-- START Given data --

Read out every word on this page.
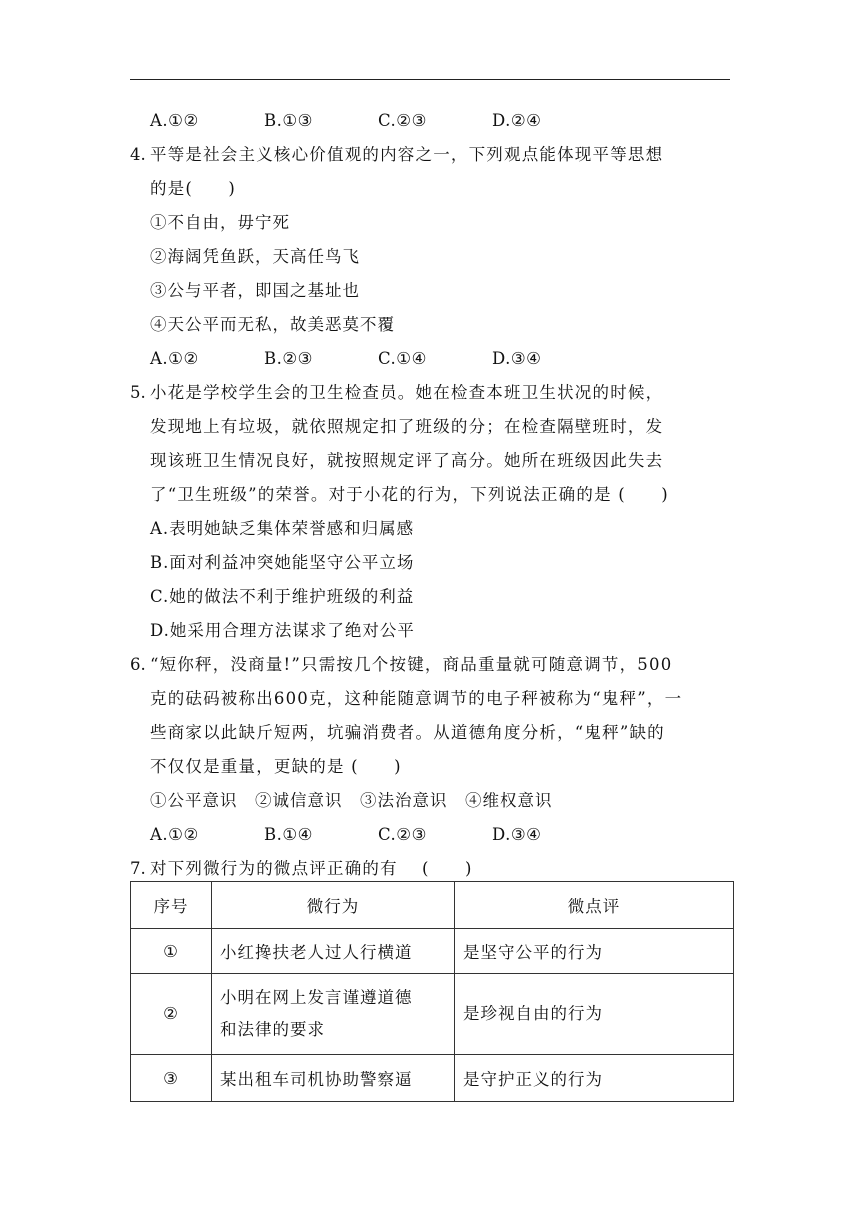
A.①②	B.①③	C.②③	D.②④
4. 平等是社会主义核心价值观的内容之一，下列观点能体现平等思想
的是(　　)
①不自由，毋宁死
②海阔凭鱼跃，天高任鸟飞
③公与平者，即国之基址也
④天公平而无私，故美恶莫不覆
A.①②	B.②③	C.①④	D.③④
5. 小花是学校学生会的卫生检查员。她在检查本班卫生状况的时候，
发现地上有垃圾，就依照规定扣了班级的分；在检查隔壁班时，发
现该班卫生情况良好，就按照规定评了高分。她所在班级因此失去
了“卫生班级”的荣誉。对于小花的行为，下列说法正确的是 (　　)
A.表明她缺乏集体荣誉感和归属感
B.面对利益冲突她能坚守公平立场
C.她的做法不利于维护班级的利益
D.她采用合理方法谋求了绝对公平
6. “短你秤，没商量!”只需按几个按键，商品重量就可随意调节，500
克的砝码被称出600克，这种能随意调节的电子秤被称为“鬼秤”，一
些商家以此缺斤短两，坑骗消费者。从道德角度分析，“鬼秤”缺的
不仅仅是重量，更缺的是 (　　)
①公平意识　②诚信意识　③法治意识　④维权意识
A.①②	B.①④	C.②③	D.③④
7. 对下列微行为的微点评正确的有　 (　　)
序号	微行为	微点评
①	小红搀扶老人过人行横道	是坚守公平的行为
②	小明在网上发言谨遵道德
和法律的要求	是珍视自由的行为
③	某出租车司机协助警察逼	是守护正义的行为
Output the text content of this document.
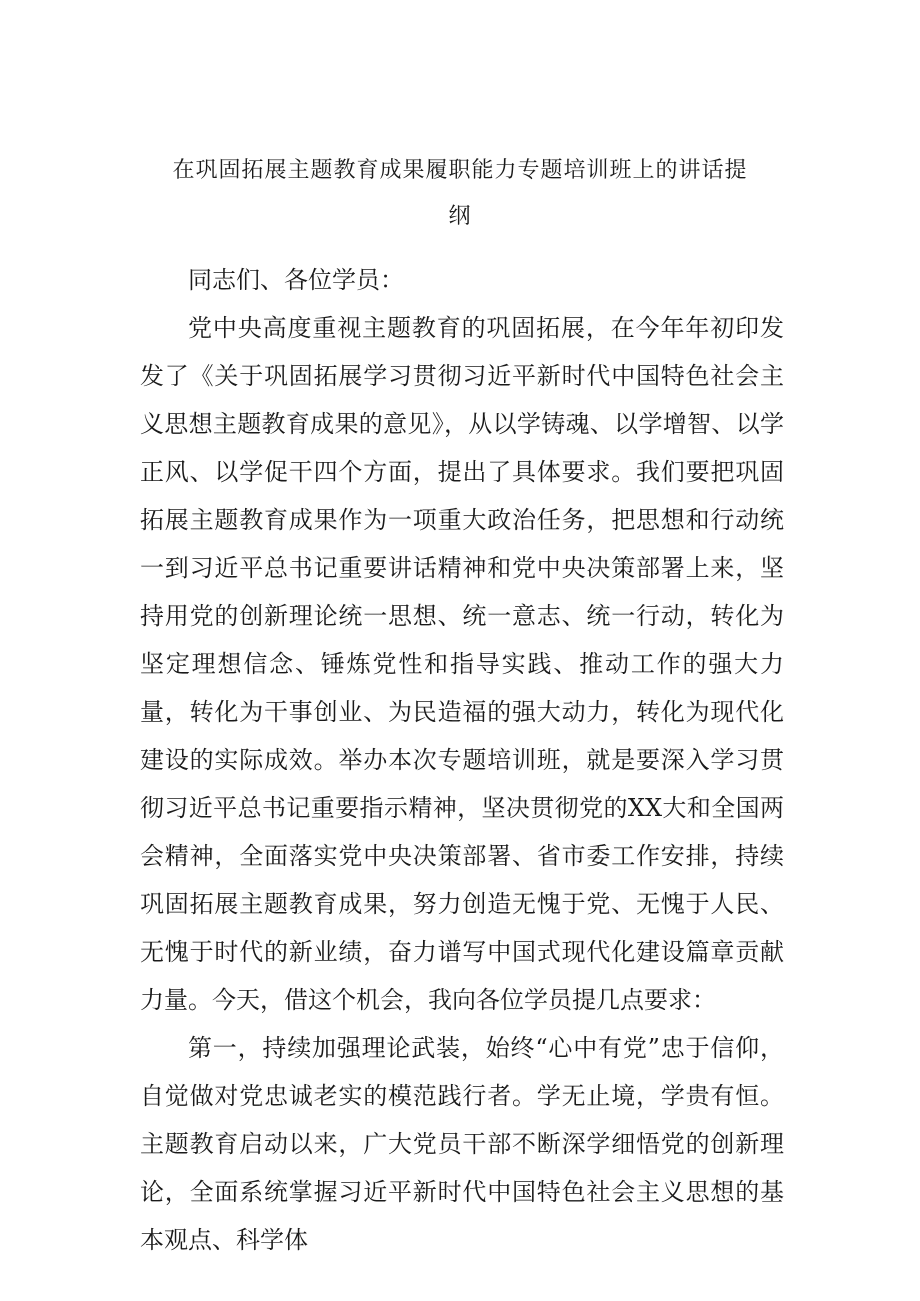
在巩固拓展主题教育成果履职能力专题培训班上的讲话提
纲

同志们、各位学员：

党中央高度重视主题教育的巩固拓展，在今年年初印发发了《关于巩固拓展学习贯彻习近平新时代中国特色社会主义思想主题教育成果的意见》，从以学铸魂、以学增智、以学正风、以学促干四个方面，提出了具体要求。我们要把巩固拓展主题教育成果作为一项重大政治任务，把思想和行动统一到习近平总书记重要讲话精神和党中央决策部署上来，坚持用党的创新理论统一思想、统一意志、统一行动，转化为坚定理想信念、锤炼党性和指导实践、推动工作的强大力量，转化为干事创业、为民造福的强大动力，转化为现代化建设的实际成效。举办本次专题培训班，就是要深入学习贯彻习近平总书记重要指示精神，坚决贯彻党的XX大和全国两会精神，全面落实党中央决策部署、省市委工作安排，持续巩固拓展主题教育成果，努力创造无愧于党、无愧于人民、无愧于时代的新业绩，奋力谱写中国式现代化建设篇章贡献力量。今天，借这个机会，我向各位学员提几点要求：

第一，持续加强理论武装，始终“心中有党”忠于信仰，自觉做对党忠诚老实的模范践行者。学无止境，学贵有恒。主题教育启动以来，广大党员干部不断深学细悟党的创新理论，全面系统掌握习近平新时代中国特色社会主义思想的基本观点、科学体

-- END Given data --

_What to do_
Review the material and copy each line in which the word "this" appears.

_Answer in full_
Read out every word on this page.
Output the text content of this document.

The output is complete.